/---
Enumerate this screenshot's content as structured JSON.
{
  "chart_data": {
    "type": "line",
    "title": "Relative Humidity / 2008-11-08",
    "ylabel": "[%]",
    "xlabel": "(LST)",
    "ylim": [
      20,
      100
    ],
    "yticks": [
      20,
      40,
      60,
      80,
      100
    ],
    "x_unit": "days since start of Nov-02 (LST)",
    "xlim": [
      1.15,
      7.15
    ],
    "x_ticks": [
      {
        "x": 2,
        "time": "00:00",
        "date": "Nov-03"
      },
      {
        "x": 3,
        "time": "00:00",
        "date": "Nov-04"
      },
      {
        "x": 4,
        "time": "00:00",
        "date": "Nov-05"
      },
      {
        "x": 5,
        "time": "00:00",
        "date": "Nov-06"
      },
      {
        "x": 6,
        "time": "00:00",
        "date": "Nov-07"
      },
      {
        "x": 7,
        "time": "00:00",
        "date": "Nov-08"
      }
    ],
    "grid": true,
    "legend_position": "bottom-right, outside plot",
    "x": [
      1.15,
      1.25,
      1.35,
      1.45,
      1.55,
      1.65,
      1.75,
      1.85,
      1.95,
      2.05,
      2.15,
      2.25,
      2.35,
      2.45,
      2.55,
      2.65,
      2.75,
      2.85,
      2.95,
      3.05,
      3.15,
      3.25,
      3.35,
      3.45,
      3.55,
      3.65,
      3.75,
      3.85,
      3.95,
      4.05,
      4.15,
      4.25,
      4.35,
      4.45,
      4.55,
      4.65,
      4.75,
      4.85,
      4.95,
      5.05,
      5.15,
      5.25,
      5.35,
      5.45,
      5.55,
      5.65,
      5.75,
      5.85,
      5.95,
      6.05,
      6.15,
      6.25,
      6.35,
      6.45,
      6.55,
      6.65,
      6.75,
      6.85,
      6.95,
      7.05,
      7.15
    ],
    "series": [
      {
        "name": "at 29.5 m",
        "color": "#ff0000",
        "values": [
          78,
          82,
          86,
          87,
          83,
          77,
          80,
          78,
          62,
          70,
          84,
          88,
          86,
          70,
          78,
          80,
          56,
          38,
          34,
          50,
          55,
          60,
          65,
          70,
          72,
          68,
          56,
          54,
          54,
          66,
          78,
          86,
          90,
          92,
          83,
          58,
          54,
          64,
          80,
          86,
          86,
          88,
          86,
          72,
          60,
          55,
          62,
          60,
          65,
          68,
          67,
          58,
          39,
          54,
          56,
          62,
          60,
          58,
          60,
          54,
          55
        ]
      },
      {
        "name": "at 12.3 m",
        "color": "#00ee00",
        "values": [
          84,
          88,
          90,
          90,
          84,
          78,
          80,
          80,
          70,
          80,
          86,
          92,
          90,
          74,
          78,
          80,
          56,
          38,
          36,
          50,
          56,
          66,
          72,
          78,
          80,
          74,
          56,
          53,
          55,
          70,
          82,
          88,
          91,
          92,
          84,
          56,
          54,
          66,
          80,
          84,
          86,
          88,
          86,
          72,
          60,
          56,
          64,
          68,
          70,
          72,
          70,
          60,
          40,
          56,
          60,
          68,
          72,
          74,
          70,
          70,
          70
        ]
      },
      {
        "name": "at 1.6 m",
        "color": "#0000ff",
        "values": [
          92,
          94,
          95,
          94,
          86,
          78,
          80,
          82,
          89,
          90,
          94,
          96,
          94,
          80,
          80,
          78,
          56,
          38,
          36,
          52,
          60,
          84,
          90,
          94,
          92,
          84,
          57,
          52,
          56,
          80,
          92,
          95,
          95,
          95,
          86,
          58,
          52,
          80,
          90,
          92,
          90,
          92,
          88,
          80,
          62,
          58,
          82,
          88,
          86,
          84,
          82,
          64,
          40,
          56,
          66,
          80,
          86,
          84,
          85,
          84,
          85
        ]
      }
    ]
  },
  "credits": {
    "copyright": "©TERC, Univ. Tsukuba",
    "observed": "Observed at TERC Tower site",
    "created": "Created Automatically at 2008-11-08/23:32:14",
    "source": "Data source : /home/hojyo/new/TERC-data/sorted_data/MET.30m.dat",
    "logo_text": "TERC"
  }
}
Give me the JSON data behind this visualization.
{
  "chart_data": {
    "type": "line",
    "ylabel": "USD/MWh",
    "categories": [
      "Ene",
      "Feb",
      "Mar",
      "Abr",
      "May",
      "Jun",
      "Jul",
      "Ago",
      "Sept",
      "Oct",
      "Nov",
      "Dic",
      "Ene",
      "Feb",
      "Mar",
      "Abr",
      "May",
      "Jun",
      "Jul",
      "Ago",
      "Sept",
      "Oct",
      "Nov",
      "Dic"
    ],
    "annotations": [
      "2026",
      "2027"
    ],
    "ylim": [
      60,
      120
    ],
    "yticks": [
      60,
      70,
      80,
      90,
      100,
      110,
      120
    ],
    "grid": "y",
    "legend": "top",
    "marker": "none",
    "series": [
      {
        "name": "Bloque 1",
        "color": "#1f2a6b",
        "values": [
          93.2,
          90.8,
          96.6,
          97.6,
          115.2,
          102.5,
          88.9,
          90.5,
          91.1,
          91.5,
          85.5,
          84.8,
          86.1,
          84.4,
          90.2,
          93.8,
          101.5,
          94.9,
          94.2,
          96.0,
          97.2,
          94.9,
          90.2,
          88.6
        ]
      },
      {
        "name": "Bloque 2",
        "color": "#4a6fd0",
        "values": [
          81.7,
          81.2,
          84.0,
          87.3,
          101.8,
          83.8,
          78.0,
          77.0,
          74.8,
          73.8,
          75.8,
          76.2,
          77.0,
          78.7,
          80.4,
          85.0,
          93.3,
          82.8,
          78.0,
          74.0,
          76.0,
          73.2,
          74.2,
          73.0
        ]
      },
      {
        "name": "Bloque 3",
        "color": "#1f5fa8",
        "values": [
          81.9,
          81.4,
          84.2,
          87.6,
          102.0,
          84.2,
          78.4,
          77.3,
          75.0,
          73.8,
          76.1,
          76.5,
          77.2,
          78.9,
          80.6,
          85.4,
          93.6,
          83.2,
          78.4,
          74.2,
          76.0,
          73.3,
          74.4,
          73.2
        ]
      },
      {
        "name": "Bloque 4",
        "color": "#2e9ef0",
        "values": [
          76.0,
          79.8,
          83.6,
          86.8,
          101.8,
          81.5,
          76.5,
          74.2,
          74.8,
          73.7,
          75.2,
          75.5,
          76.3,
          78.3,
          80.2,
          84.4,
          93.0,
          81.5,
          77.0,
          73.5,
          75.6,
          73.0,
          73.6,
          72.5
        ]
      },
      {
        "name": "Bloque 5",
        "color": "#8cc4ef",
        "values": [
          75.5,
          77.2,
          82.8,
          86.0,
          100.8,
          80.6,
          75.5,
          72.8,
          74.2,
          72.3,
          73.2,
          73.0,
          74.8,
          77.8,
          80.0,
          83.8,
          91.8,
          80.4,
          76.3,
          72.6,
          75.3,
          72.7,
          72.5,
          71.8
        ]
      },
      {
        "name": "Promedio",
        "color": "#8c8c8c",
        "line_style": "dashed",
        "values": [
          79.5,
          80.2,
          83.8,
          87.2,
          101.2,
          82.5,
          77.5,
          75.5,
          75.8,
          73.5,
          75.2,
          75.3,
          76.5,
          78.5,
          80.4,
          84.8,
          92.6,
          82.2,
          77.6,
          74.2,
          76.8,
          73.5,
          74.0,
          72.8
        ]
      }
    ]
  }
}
\---
Exercise: Go through the records above and retype each one exactly.

Result below:
Enumerate this screenshot's content as structured JSON.
{
  "chart_data": {
    "type": "line",
    "title": "Relative Humidity / 2008-11-08",
    "ylabel": "[%]",
    "xlabel": "(LST)",
    "ylim": [
      20,
      100
    ],
    "yticks": [
      20,
      40,
      60,
      80,
      100
    ],
    "x_unit": "days since start of Nov-02 (LST)",
    "xlim": [
      1.15,
      7.15
    ],
    "x_ticks": [
      {
        "x": 2,
        "time": "00:00",
        "date": "Nov-03"
      },
      {
        "x": 3,
        "time": "00:00",
        "date": "Nov-04"
      },
      {
        "x": 4,
        "time": "00:00",
        "date": "Nov-05"
      },
      {
        "x": 5,
        "time": "00:00",
        "date": "Nov-06"
      },
      {
        "x": 6,
        "time": "00:00",
        "date": "Nov-07"
      },
      {
        "x": 7,
        "time": "00:00",
        "date": "Nov-08"
      }
    ],
    "grid": true,
    "legend_position": "bottom-right, outside plot",
    "x": [
      1.15,
      1.25,
      1.35,
      1.45,
      1.55,
      1.65,
      1.75,
      1.85,
      1.95,
      2.05,
      2.15,
      2.25,
      2.35,
      2.45,
      2.55,
      2.65,
      2.75,
      2.85,
      2.95,
      3.05,
      3.15,
      3.25,
      3.35,
      3.45,
      3.55,
      3.65,
      3.75,
      3.85,
      3.95,
      4.05,
      4.15,
      4.25,
      4.35,
      4.45,
      4.55,
      4.65,
      4.75,
      4.85,
      4.95,
      5.05,
      5.15,
      5.25,
      5.35,
      5.45,
      5.55,
      5.65,
      5.75,
      5.85,
      5.95,
      6.05,
      6.15,
      6.25,
      6.35,
      6.45,
      6.55,
      6.65,
      6.75,
      6.85,
      6.95,
      7.05,
      7.15
    ],
    "series": [
      {
        "name": "at 29.5 m",
        "color": "#ff0000",
        "values": [
          78,
          82,
          86,
          87,
          83,
          77,
          80,
          78,
          62,
          70,
          84,
          88,
          86,
          70,
          78,
          80,
          56,
          38,
          34,
          50,
          55,
          60,
          65,
          70,
          72,
          68,
          56,
          54,
          54,
          66,
          78,
          86,
          90,
          92,
          83,
          58,
          54,
          64,
          80,
          86,
          86,
          88,
          86,
          72,
          60,
          55,
          62,
          60,
          65,
          68,
          67,
          58,
          39,
          54,
          56,
          62,
          60,
          58,
          60,
          54,
          55
        ]
      },
      {
        "name": "at 12.3 m",
        "color": "#00ee00",
        "values": [
          84,
          88,
          90,
          90,
          84,
          78,
          80,
          80,
          70,
          80,
          86,
          92,
          90,
          74,
          78,
          80,
          56,
          38,
          36,
          50,
          56,
          66,
          72,
          78,
          80,
          74,
          56,
          53,
          55,
          70,
          82,
          88,
          91,
          92,
          84,
          56,
          54,
          66,
          80,
          84,
          86,
          88,
          86,
          72,
          60,
          56,
          64,
          68,
          70,
          72,
          70,
          60,
          40,
          56,
          60,
          68,
          72,
          74,
          70,
          70,
          70
        ]
      },
      {
        "name": "at 1.6 m",
        "color": "#0000ff",
        "values": [
          92,
          94,
          95,
          94,
          86,
          78,
          80,
          82,
          89,
          90,
          94,
          96,
          94,
          80,
          80,
          78,
          56,
          38,
          36,
          52,
          60,
          84,
          90,
          94,
          92,
          84,
          57,
          52,
          56,
          80,
          92,
          95,
          95,
          95,
          86,
          58,
          52,
          80,
          90,
          92,
          90,
          92,
          88,
          80,
          62,
          58,
          82,
          88,
          86,
          84,
          82,
          64,
          40,
          56,
          66,
          80,
          86,
          84,
          85,
          84,
          85
        ]
      }
    ]
  },
  "credits": {
    "copyright": "©TERC, Univ. Tsukuba",
    "observed": "Observed at TERC Tower site",
    "created": "Created Automatically at 2008-11-08/23:32:14",
    "source": "Data source : /home/hojyo/new/TERC-data/sorted_data/MET.30m.dat",
    "logo_text": "TERC"
  }
}
Give me the JSON data behind this visualization.
{
  "chart_data": {
    "type": "line",
    "ylabel": "USD/MWh",
    "categories": [
      "Ene",
      "Feb",
      "Mar",
      "Abr",
      "May",
      "Jun",
      "Jul",
      "Ago",
      "Sept",
      "Oct",
      "Nov",
      "Dic",
      "Ene",
      "Feb",
      "Mar",
      "Abr",
      "May",
      "Jun",
      "Jul",
      "Ago",
      "Sept",
      "Oct",
      "Nov",
      "Dic"
    ],
    "annotations": [
      "2026",
      "2027"
    ],
    "ylim": [
      60,
      120
    ],
    "yticks": [
      60,
      70,
      80,
      90,
      100,
      110,
      120
    ],
    "grid": "y",
    "legend": "top",
    "marker": "none",
    "series": [
      {
        "name": "Bloque 1",
        "color": "#1f2a6b",
        "values": [
          93.2,
          90.8,
          96.6,
          97.6,
          115.2,
          102.5,
          88.9,
          90.5,
          91.1,
          91.5,
          85.5,
          84.8,
          86.1,
          84.4,
          90.2,
          93.8,
          101.5,
          94.9,
          94.2,
          96.0,
          97.2,
          94.9,
          90.2,
          88.6
        ]
      },
      {
        "name": "Bloque 2",
        "color": "#4a6fd0",
        "values": [
          81.7,
          81.2,
          84.0,
          87.3,
          101.8,
          83.8,
          78.0,
          77.0,
          74.8,
          73.8,
          75.8,
          76.2,
          77.0,
          78.7,
          80.4,
          85.0,
          93.3,
          82.8,
          78.0,
          74.0,
          76.0,
          73.2,
          74.2,
          73.0
        ]
      },
      {
        "name": "Bloque 3",
        "color": "#1f5fa8",
        "values": [
          81.9,
          81.4,
          84.2,
          87.6,
          102.0,
          84.2,
          78.4,
          77.3,
          75.0,
          73.8,
          76.1,
          76.5,
          77.2,
          78.9,
          80.6,
          85.4,
          93.6,
          83.2,
          78.4,
          74.2,
          76.0,
          73.3,
          74.4,
          73.2
        ]
      },
      {
        "name": "Bloque 4",
        "color": "#2e9ef0",
        "values": [
          76.0,
          79.8,
          83.6,
          86.8,
          101.8,
          81.5,
          76.5,
          74.2,
          74.8,
          73.7,
          75.2,
          75.5,
          76.3,
          78.3,
          80.2,
          84.4,
          93.0,
          81.5,
          77.0,
          73.5,
          75.6,
          73.0,
          73.6,
          72.5
        ]
      },
      {
        "name": "Bloque 5",
        "color": "#8cc4ef",
        "values": [
          75.5,
          77.2,
          82.8,
          86.0,
          100.8,
          80.6,
          75.5,
          72.8,
          74.2,
          72.3,
          73.2,
          73.0,
          74.8,
          77.8,
          80.0,
          83.8,
          91.8,
          80.4,
          76.3,
          72.6,
          75.3,
          72.7,
          72.5,
          71.8
        ]
      },
      {
        "name": "Promedio",
        "color": "#8c8c8c",
        "line_style": "dashed",
        "values": [
          79.5,
          80.2,
          83.8,
          87.2,
          101.2,
          82.5,
          77.5,
          75.5,
          75.8,
          73.5,
          75.2,
          75.3,
          76.5,
          78.5,
          80.4,
          84.8,
          92.6,
          82.2,
          77.6,
          74.2,
          76.8,
          73.5,
          74.0,
          72.8
        ]
      }
    ]
  }
}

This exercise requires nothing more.